***** DATASET EXTRACT

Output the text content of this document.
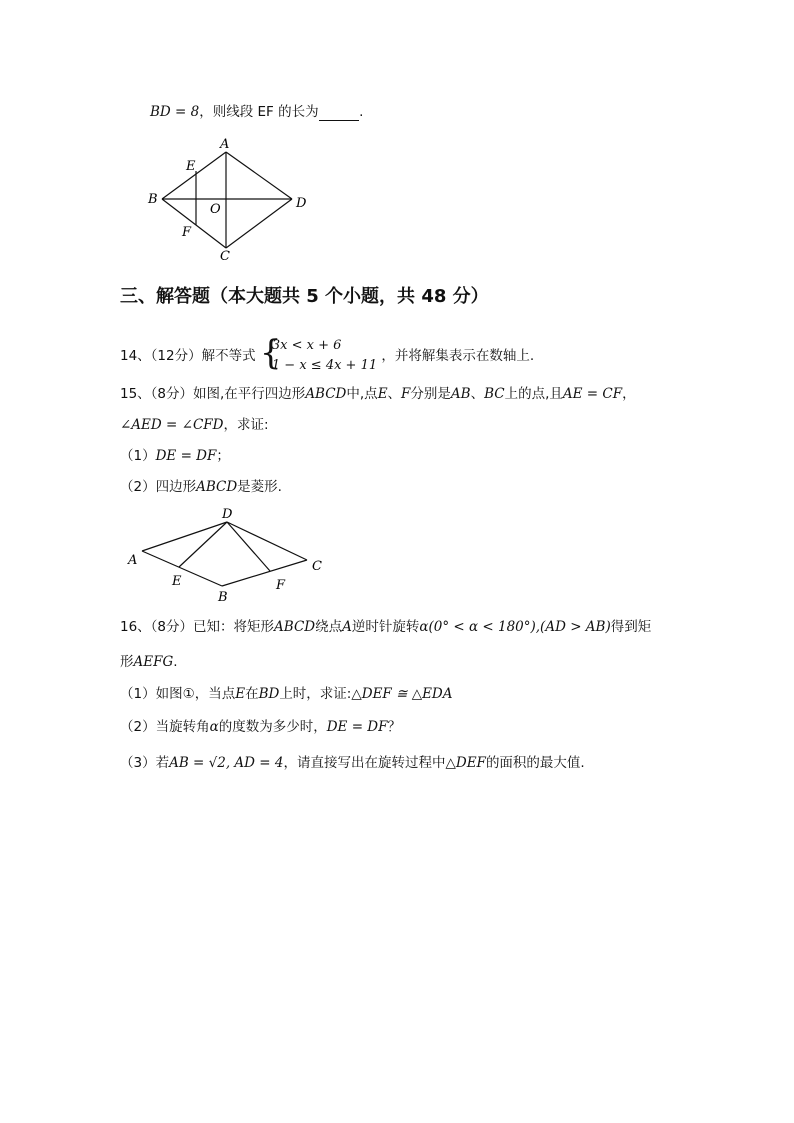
BD = 8，则线段 EF 的长为______.
A
B
C
D
E
F
O
三、解答题（本大题共 5 个小题，共 48 分）
14、（12分）解不等式 {
3x < x + 6
1 − x ≤ 4x + 11
，并将解集表示在数轴上.
15、（8分）如图,在平行四边形ABCD中,点E、F分别是AB、BC上的点,且AE = CF，
∠AED = ∠CFD，求证:
（1）DE = DF；
（2）四边形ABCD是菱形.
D
A
E
B
F
C
16、（8分）已知：将矩形ABCD绕点A逆时针旋转α(0° < α < 180°),(AD > AB)得到矩
形AEFG.
（1）如图①，当点E在BD上时，求证:△DEF ≅ △EDA
（2）当旋转角α的度数为多少时，DE = DF？
（3）若AB = √2, AD = 4，请直接写出在旋转过程中△DEF的面积的最大值.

**********

## [PROBLEM REQUIREMENTS]
Output all of the records exactly as they appear above, but not the pictures.

## [RESULT]
Output the text content of this document.
BD = 8，则线段 EF 的长为______.
A
B
C
D
E
F
O
三、解答题（本大题共 5 个小题，共 48 分）
14、（12分）解不等式 {
3x < x + 6
1 − x ≤ 4x + 11
，并将解集表示在数轴上.
15、（8分）如图,在平行四边形ABCD中,点E、F分别是AB、BC上的点,且AE = CF，
∠AED = ∠CFD，求证:
（1）DE = DF；
（2）四边形ABCD是菱形.
D
A
E
B
F
C
16、（8分）已知：将矩形ABCD绕点A逆时针旋转α(0° < α < 180°),(AD > AB)得到矩
形AEFG.
（1）如图①，当点E在BD上时，求证:△DEF ≅ △EDA
（2）当旋转角α的度数为多少时，DE = DF？
（3）若AB = √2, AD = 4，请直接写出在旋转过程中△DEF的面积的最大值.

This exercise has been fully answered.